WHAT YOU ARE ASKED TO DO: Work through the data and report how many lines include the string "another", giving the number alone.

DATA FOR PROCESSING:
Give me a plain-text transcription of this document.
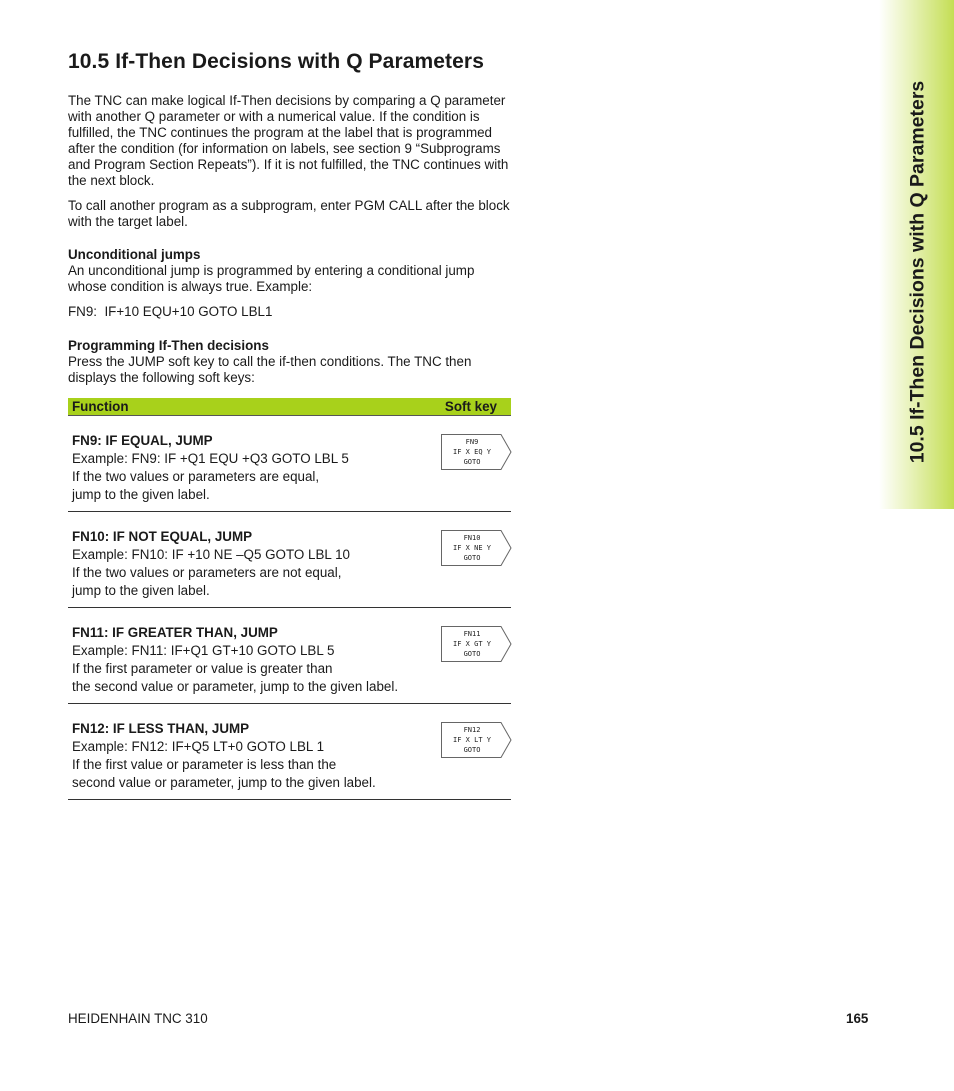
10.5 If-Then Decisions with Q Parameters
10.5 If-Then Decisions with Q Parameters

The TNC can make logical If-Then decisions by comparing a Q parameter with another Q parameter or with a numerical value. If the condition is fulfilled, the TNC continues the program at the label that is programmed after the condition (for information on labels, see section 9 “Subprograms and Program Section Repeats”). If it is not fulfilled, the TNC continues with the next block.

To call another program as a subprogram, enter PGM CALL after the block with the target label.

Unconditional jumps

An unconditional jump is programmed by entering a conditional jump whose condition is always true. Example:

FN9:  IF+10 EQU+10 GOTO LBL1

Programming If-Then decisions

Press the JUMP soft key to call the if-then conditions. The TNC then displays the following soft keys:

Function	Soft key
FN9: IF EQUAL, JUMP
Example: FN9: IF +Q1 EQU +Q3 GOTO LBL 5
If the two values or parameters are equal,
jump to the given label.
FN9
IF X EQ Y
GOTO
FN10: IF NOT EQUAL, JUMP
Example: FN10: IF +10 NE –Q5 GOTO LBL 10
If the two values or parameters are not equal,
jump to the given label.
FN10
IF X NE Y
GOTO
FN11: IF GREATER THAN, JUMP
Example: FN11: IF+Q1 GT+10 GOTO LBL 5
If the first parameter or value is greater than
the second value or parameter, jump to the given label.
FN11
IF X GT Y
GOTO
FN12: IF LESS THAN, JUMP
Example: FN12: IF+Q5 LT+0 GOTO LBL 1
If the first value or parameter is less than the
second value or parameter, jump to the given label.
FN12
IF X LT Y
GOTO
HEIDENHAIN TNC 310	165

REPLY: 2